▸ Given request A
According to the article on APG, roughly how much does E Funds Management have under management?
▸ Given request B
Rewrite the part of the article on APG that opens with the words containing "In 2016, APG" and closes with "in portfolio management.", changing "exclusions" to "divestments".

Branner continues: “Right now I think we see a huge drive towards alternatives, so that’s where we are investing people, money, and technology. The push with ultra-low interest rates towards alternative types of assets will remain for the foreseeable future, because of that fact.”
Is the CIO concerned that APG’s scale may be sub-optimal in alternatives like private equity? Here, dry powder exceeds $2trn, according to Preqin. And sourcing the right deals in private markets generally can require intensive and costly sourcing, due diligence and legal resource, all of which can make it hard to effectively deploy the capital required.
Branner replies: “The interesting observation I make is that when you get up to super-size, yes, the opportunities may become more limited, but you are also in a much less crowded space. So there are some similar investors to us globally but we can count them in tens, not in the thousands.
“Also, I think that the deal size that we can now provide is an area where few can compete with us. This balance between those that are able to invest and the number of deals that we see is still quite attractive. Of course, there’s a lot of dry powder, in particular in the private equity space. And of course, money has been flowing into private equity vehicles.
“There, admittedly, I think there are maybe more pronounced problems with deploying capital, but in infrastructure and real estate I still think it’s quite decent and the deal flow I see at my table every week is kicking and ticking quite well.”
Two entities, one pension
Reforms in 2008 separated ABP as a public sector pension scheme from APG, acting as management and execution arm. ABP remains the majority shareholder although APG merged with Cordares – the administration and asset management arm of the Dutch building sector pensions scheme BpfBOUW – later in 2008. The care sector scheme PFZW went through a similar demerger process with its administrator PGGM at the same time.
As such, APG is a professional investment manager and pensions administration provider now serving seven pension funds – ABP, bpfBOUW, SPW, BPF Schoonmaak, PWRI, SPMS, PPF APG, and the Pension Fund for Architects’ Practices.
Separating schemes from execution was intended to make the relationship between asset owner and manager clearer and more distinct. Today, the central issue in Dutch pension funds and particularly for ABP, is that of the coverage ratio and whether future pension entitlements will have to be cut for participants.
Corien Wortmann-Kool, ABP’s chair, said in the press release outlining returns for the second quarter of 2019: “The likelihood that we will be obliged to reduce participants’ pensions in 2020 has increased considerably and there continues to be a very real likelihood of a reduction in 2021.” So the challenges continue.
Asia is a focus in terms of illiquid assets, Branner explains, and APG has recently invested in shopping centres in China. “I think it’s fair to say that more of the deals we see in infrastructure and real estate will come from Asia. That’s why we are also beefing up our presence in Hong Kong.”
In 2016, APG entered what was described as a “knowledge sharing joint venture” with Guangzhou-based E Funds Management, which has around €170bn under management. In 2017, APG committed €250m to what it described as the first ESG-focused China A-shares fund.
With clients like ABP under intense scrutiny, ESG is a key consideration, particularly in the sensitive area of exclusions. Here, APG is driven by what its clients want in terms of ESG criteria, but in line with other pension and asset managers it has taken its own stance in recent years and has integrated ESG in portfolio management.

▸ Data lines
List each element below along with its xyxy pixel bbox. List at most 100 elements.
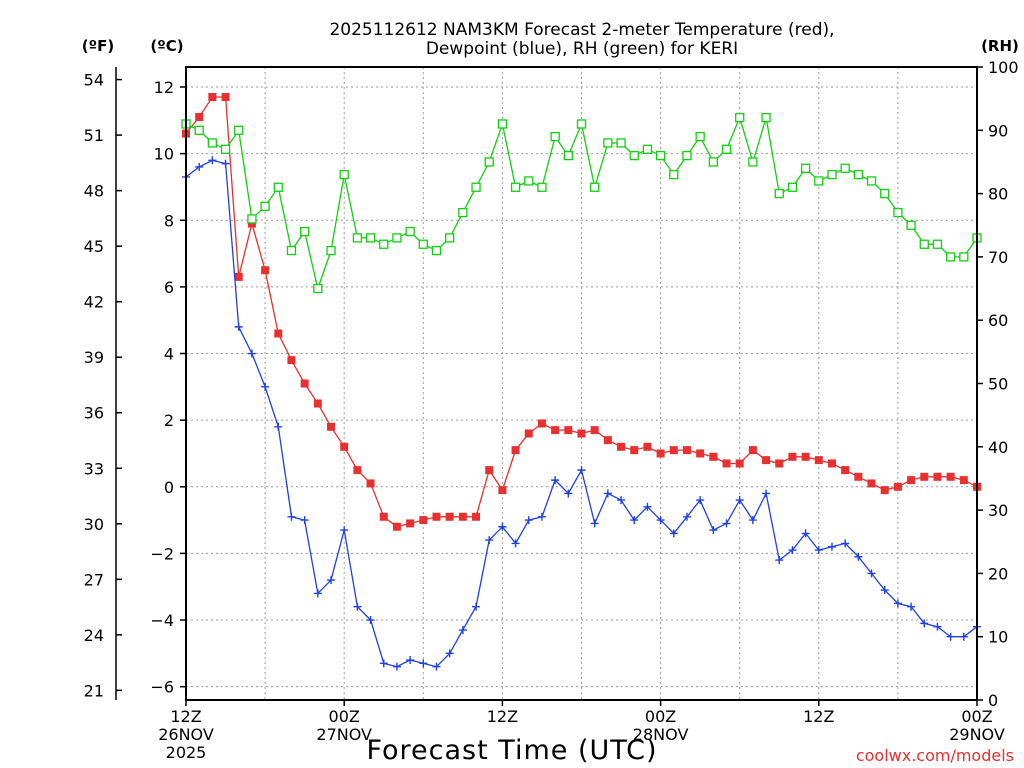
celsius-tick-label: −4 bbox=[150, 611, 174, 630]
temperature-point bbox=[300, 379, 309, 388]
temperature-point bbox=[893, 482, 902, 491]
chart-title-line2: Dewpoint (blue), RH (green) for KERI bbox=[426, 39, 738, 59]
dewpoint-point bbox=[208, 156, 217, 165]
dewpoint-point bbox=[313, 589, 322, 598]
dewpoint-point bbox=[234, 322, 243, 331]
rh-point bbox=[524, 176, 534, 186]
dewpoint-point bbox=[551, 476, 560, 485]
celsius-units-label: (ºC) bbox=[150, 37, 183, 55]
dewpoint-point bbox=[340, 526, 349, 535]
temperature-point bbox=[841, 466, 850, 475]
temperature-point bbox=[748, 446, 757, 455]
temperature-point bbox=[261, 266, 270, 275]
dewpoint-point bbox=[801, 529, 810, 538]
rh-tick-label: 100 bbox=[988, 58, 1019, 77]
temperature-point bbox=[327, 422, 336, 431]
dewpoint-point bbox=[643, 502, 652, 511]
dewpoint-point bbox=[603, 489, 612, 498]
dewpoint-point bbox=[353, 602, 362, 611]
dewpoint-point bbox=[814, 546, 823, 555]
temperature-point bbox=[867, 479, 876, 488]
grid-layer bbox=[186, 67, 977, 700]
dewpoint-point bbox=[617, 496, 626, 505]
rh-point bbox=[431, 245, 442, 256]
rh-point bbox=[655, 150, 666, 161]
x-tick-label: 00Z bbox=[961, 707, 992, 726]
x-tick-label: 12Z bbox=[803, 707, 834, 726]
rh-point bbox=[721, 144, 732, 154]
temperature-point bbox=[208, 92, 217, 101]
celsius-tick-label: −2 bbox=[150, 544, 174, 563]
credit-link[interactable]: coolwx.com/models bbox=[856, 746, 1014, 765]
rh-point bbox=[392, 233, 402, 243]
rh-point bbox=[484, 157, 494, 167]
dewpoint-point bbox=[392, 662, 401, 671]
temperature-point bbox=[854, 472, 863, 481]
rh-point bbox=[840, 163, 850, 173]
temperature-point bbox=[432, 512, 441, 521]
temperature-point bbox=[603, 436, 612, 445]
temperature-point bbox=[353, 466, 362, 475]
rh-point bbox=[220, 144, 231, 154]
dewpoint-point bbox=[445, 649, 454, 658]
rh-point bbox=[945, 252, 956, 262]
temperature-point bbox=[827, 459, 836, 468]
dewpoint-point bbox=[221, 159, 230, 168]
temperature-point bbox=[551, 426, 560, 435]
temperature-point bbox=[564, 426, 573, 435]
rh-point bbox=[603, 138, 613, 148]
dewpoint-point bbox=[893, 599, 902, 608]
x-tick-label: 29NOV bbox=[949, 725, 1005, 744]
dewpoint-point bbox=[827, 542, 836, 551]
rh-point bbox=[708, 157, 718, 167]
temperature-point bbox=[392, 522, 401, 531]
rh-tick-label: 80 bbox=[988, 185, 1008, 204]
dewpoint-point bbox=[300, 516, 309, 525]
rh-point bbox=[339, 169, 349, 180]
dewpoint-point bbox=[498, 522, 507, 531]
rh-point bbox=[207, 138, 218, 148]
temperature-point bbox=[498, 486, 507, 495]
celsius-tick-label: 6 bbox=[164, 278, 174, 297]
x-tick-label: 00Z bbox=[329, 707, 360, 726]
temperature-point bbox=[735, 459, 744, 468]
x-tick-label: 12Z bbox=[170, 707, 201, 726]
rh-point bbox=[234, 125, 244, 135]
temperature-point bbox=[511, 446, 520, 455]
temperature-point bbox=[722, 459, 731, 468]
x-axis-title: Forecast Time (UTC) bbox=[366, 735, 657, 766]
dewpoint-point bbox=[366, 616, 375, 625]
rh-point bbox=[959, 252, 969, 262]
rh-point bbox=[590, 182, 600, 192]
temperature-point bbox=[669, 446, 678, 455]
x-tick-label: 26NOV bbox=[158, 725, 214, 744]
temperature-point bbox=[643, 442, 652, 451]
rh-point bbox=[735, 112, 745, 123]
temperature-point bbox=[445, 512, 454, 521]
rh-tick-label: 50 bbox=[988, 375, 1008, 394]
rh-point bbox=[787, 182, 798, 192]
dewpoint-point bbox=[472, 602, 481, 611]
dewpoint-point bbox=[907, 602, 916, 611]
dewpoint-point bbox=[669, 529, 678, 538]
dewpoint-point bbox=[458, 626, 467, 635]
rh-tick-label: 0 bbox=[988, 691, 998, 710]
rh-point bbox=[260, 201, 270, 211]
rh-point bbox=[893, 207, 903, 218]
celsius-tick-label: 2 bbox=[164, 411, 174, 430]
temperature-point bbox=[472, 512, 481, 521]
rh-point bbox=[273, 182, 283, 192]
rh-point bbox=[748, 157, 758, 167]
rh-point bbox=[629, 150, 639, 161]
temperature-point bbox=[946, 472, 955, 481]
dewpoint-point bbox=[590, 519, 599, 528]
dewpoint-point bbox=[287, 512, 296, 521]
rh-point bbox=[405, 226, 415, 237]
temperature-point bbox=[590, 426, 599, 435]
temperature-point bbox=[274, 329, 283, 338]
rh-point bbox=[853, 169, 863, 180]
rh-point bbox=[379, 239, 389, 249]
rh-point bbox=[563, 150, 573, 161]
rh-point bbox=[669, 169, 679, 180]
rh-point bbox=[616, 138, 626, 148]
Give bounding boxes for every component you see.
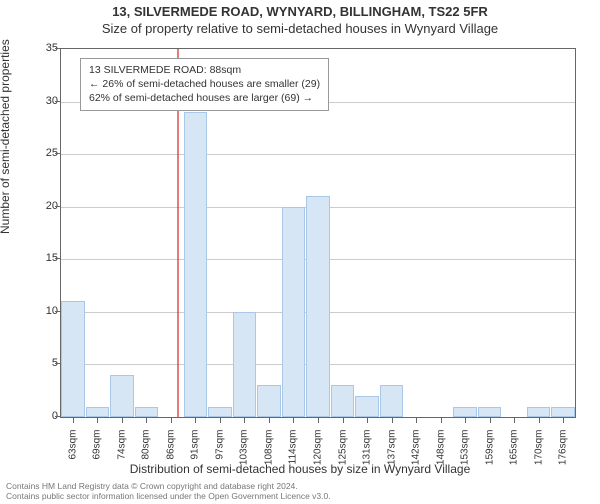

▸ Solution A
Around €170bn.

▸ Solution B
In 2016, APG entered what was described as a “knowledge sharing joint venture” with Guangzhou-based E Funds Management, which has around €170bn under management. In 2017, APG committed €250m to what it described as the first ESG-focused China A-shares fund.
With clients like ABP under intense scrutiny, ESG is a key consideration, particularly in the sensitive area of divestments. Here, APG is driven by what its clients want in terms of ESG criteria, but in line with other pension and asset managers it has taken its own stance in recent years and has integrated ESG in portfolio management.